Collection entries
• • • • •
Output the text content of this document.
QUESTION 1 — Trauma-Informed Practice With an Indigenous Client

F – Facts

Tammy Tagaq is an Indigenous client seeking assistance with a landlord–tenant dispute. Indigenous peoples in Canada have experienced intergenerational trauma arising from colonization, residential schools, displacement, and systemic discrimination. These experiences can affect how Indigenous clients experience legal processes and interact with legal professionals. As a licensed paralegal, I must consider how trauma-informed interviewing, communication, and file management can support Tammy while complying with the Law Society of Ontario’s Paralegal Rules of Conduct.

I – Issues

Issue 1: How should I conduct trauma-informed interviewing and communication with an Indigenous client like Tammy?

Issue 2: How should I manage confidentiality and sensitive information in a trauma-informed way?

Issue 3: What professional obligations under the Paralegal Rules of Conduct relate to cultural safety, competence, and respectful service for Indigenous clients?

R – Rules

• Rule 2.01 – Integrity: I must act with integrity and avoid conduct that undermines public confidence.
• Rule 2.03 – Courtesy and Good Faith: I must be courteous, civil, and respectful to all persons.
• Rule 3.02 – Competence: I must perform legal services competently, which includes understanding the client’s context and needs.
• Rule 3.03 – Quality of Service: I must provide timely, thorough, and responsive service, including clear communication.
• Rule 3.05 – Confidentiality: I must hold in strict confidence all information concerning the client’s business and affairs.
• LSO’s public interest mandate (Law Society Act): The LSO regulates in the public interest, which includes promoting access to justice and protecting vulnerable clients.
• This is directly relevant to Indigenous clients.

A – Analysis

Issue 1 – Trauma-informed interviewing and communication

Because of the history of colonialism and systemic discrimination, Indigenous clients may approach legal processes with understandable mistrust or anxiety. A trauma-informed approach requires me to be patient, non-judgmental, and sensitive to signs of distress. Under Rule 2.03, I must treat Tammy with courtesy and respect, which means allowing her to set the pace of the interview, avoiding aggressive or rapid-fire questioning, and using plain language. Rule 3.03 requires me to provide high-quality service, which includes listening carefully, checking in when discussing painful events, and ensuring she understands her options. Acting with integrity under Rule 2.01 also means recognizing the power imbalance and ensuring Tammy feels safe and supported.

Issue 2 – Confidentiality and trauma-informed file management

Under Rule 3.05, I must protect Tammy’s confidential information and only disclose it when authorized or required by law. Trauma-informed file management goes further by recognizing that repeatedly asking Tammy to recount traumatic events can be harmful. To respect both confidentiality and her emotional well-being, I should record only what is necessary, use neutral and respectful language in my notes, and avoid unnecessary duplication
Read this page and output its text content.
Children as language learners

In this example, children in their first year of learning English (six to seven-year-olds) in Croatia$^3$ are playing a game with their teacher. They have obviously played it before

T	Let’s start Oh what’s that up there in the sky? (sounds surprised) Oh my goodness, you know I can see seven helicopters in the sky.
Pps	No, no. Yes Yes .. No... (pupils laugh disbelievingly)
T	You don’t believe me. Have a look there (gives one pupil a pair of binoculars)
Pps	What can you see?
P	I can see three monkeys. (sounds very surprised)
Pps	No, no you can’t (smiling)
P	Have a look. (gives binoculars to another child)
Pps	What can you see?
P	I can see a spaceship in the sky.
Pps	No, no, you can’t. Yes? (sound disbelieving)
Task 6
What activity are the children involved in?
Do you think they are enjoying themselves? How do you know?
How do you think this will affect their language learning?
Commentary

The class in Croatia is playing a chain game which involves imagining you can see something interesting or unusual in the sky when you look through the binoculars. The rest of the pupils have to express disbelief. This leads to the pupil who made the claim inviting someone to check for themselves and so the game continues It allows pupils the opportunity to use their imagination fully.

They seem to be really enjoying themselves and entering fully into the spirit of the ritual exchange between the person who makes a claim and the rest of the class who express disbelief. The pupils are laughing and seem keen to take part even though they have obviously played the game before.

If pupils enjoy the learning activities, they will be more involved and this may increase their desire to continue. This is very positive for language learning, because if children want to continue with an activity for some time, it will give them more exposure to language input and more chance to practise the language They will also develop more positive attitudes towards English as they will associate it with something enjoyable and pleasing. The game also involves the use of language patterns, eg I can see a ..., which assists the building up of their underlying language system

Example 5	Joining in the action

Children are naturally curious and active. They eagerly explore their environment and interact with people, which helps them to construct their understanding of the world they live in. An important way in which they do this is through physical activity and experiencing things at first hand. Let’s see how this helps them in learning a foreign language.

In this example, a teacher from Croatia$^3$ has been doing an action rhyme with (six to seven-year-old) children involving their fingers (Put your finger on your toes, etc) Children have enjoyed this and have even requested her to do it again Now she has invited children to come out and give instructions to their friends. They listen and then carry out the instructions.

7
• • • • •
### REQUIREMENTS:
Output each record precisely as given.

### REPLY TO THE EXERCISE:
Output the text content of this document.
QUESTION 1 — Trauma-Informed Practice With an Indigenous Client

F – Facts

Tammy Tagaq is an Indigenous client seeking assistance with a landlord–tenant dispute. Indigenous peoples in Canada have experienced intergenerational trauma arising from colonization, residential schools, displacement, and systemic discrimination. These experiences can affect how Indigenous clients experience legal processes and interact with legal professionals. As a licensed paralegal, I must consider how trauma-informed interviewing, communication, and file management can support Tammy while complying with the Law Society of Ontario’s Paralegal Rules of Conduct.

I – Issues

Issue 1: How should I conduct trauma-informed interviewing and communication with an Indigenous client like Tammy?

Issue 2: How should I manage confidentiality and sensitive information in a trauma-informed way?

Issue 3: What professional obligations under the Paralegal Rules of Conduct relate to cultural safety, competence, and respectful service for Indigenous clients?

R – Rules

• Rule 2.01 – Integrity: I must act with integrity and avoid conduct that undermines public confidence.
• Rule 2.03 – Courtesy and Good Faith: I must be courteous, civil, and respectful to all persons.
• Rule 3.02 – Competence: I must perform legal services competently, which includes understanding the client’s context and needs.
• Rule 3.03 – Quality of Service: I must provide timely, thorough, and responsive service, including clear communication.
• Rule 3.05 – Confidentiality: I must hold in strict confidence all information concerning the client’s business and affairs.
• LSO’s public interest mandate (Law Society Act): The LSO regulates in the public interest, which includes promoting access to justice and protecting vulnerable clients.
• This is directly relevant to Indigenous clients.

A – Analysis

Issue 1 – Trauma-informed interviewing and communication

Because of the history of colonialism and systemic discrimination, Indigenous clients may approach legal processes with understandable mistrust or anxiety. A trauma-informed approach requires me to be patient, non-judgmental, and sensitive to signs of distress. Under Rule 2.03, I must treat Tammy with courtesy and respect, which means allowing her to set the pace of the interview, avoiding aggressive or rapid-fire questioning, and using plain language. Rule 3.03 requires me to provide high-quality service, which includes listening carefully, checking in when discussing painful events, and ensuring she understands her options. Acting with integrity under Rule 2.01 also means recognizing the power imbalance and ensuring Tammy feels safe and supported.

Issue 2 – Confidentiality and trauma-informed file management

Under Rule 3.05, I must protect Tammy’s confidential information and only disclose it when authorized or required by law. Trauma-informed file management goes further by recognizing that repeatedly asking Tammy to recount traumatic events can be harmful. To respect both confidentiality and her emotional well-being, I should record only what is necessary, use neutral and respectful language in my notes, and avoid unnecessary duplication
Read this page and output its text content.
Children as language learners

In this example, children in their first year of learning English (six to seven-year-olds) in Croatia$^3$ are playing a game with their teacher. They have obviously played it before

T	Let’s start Oh what’s that up there in the sky? (sounds surprised) Oh my goodness, you know I can see seven helicopters in the sky.
Pps	No, no. Yes Yes .. No... (pupils laugh disbelievingly)
T	You don’t believe me. Have a look there (gives one pupil a pair of binoculars)
Pps	What can you see?
P	I can see three monkeys. (sounds very surprised)
Pps	No, no you can’t (smiling)
P	Have a look. (gives binoculars to another child)
Pps	What can you see?
P	I can see a spaceship in the sky.
Pps	No, no, you can’t. Yes? (sound disbelieving)
Task 6
What activity are the children involved in?
Do you think they are enjoying themselves? How do you know?
How do you think this will affect their language learning?
Commentary

The class in Croatia is playing a chain game which involves imagining you can see something interesting or unusual in the sky when you look through the binoculars. The rest of the pupils have to express disbelief. This leads to the pupil who made the claim inviting someone to check for themselves and so the game continues It allows pupils the opportunity to use their imagination fully.

They seem to be really enjoying themselves and entering fully into the spirit of the ritual exchange between the person who makes a claim and the rest of the class who express disbelief. The pupils are laughing and seem keen to take part even though they have obviously played the game before.

If pupils enjoy the learning activities, they will be more involved and this may increase their desire to continue. This is very positive for language learning, because if children want to continue with an activity for some time, it will give them more exposure to language input and more chance to practise the language They will also develop more positive attitudes towards English as they will associate it with something enjoyable and pleasing. The game also involves the use of language patterns, eg I can see a ..., which assists the building up of their underlying language system

Example 5	Joining in the action

Children are naturally curious and active. They eagerly explore their environment and interact with people, which helps them to construct their understanding of the world they live in. An important way in which they do this is through physical activity and experiencing things at first hand. Let’s see how this helps them in learning a foreign language.

In this example, a teacher from Croatia$^3$ has been doing an action rhyme with (six to seven-year-old) children involving their fingers (Put your finger on your toes, etc) Children have enjoyed this and have even requested her to do it again Now she has invited children to come out and give instructions to their friends. They listen and then carry out the instructions.

7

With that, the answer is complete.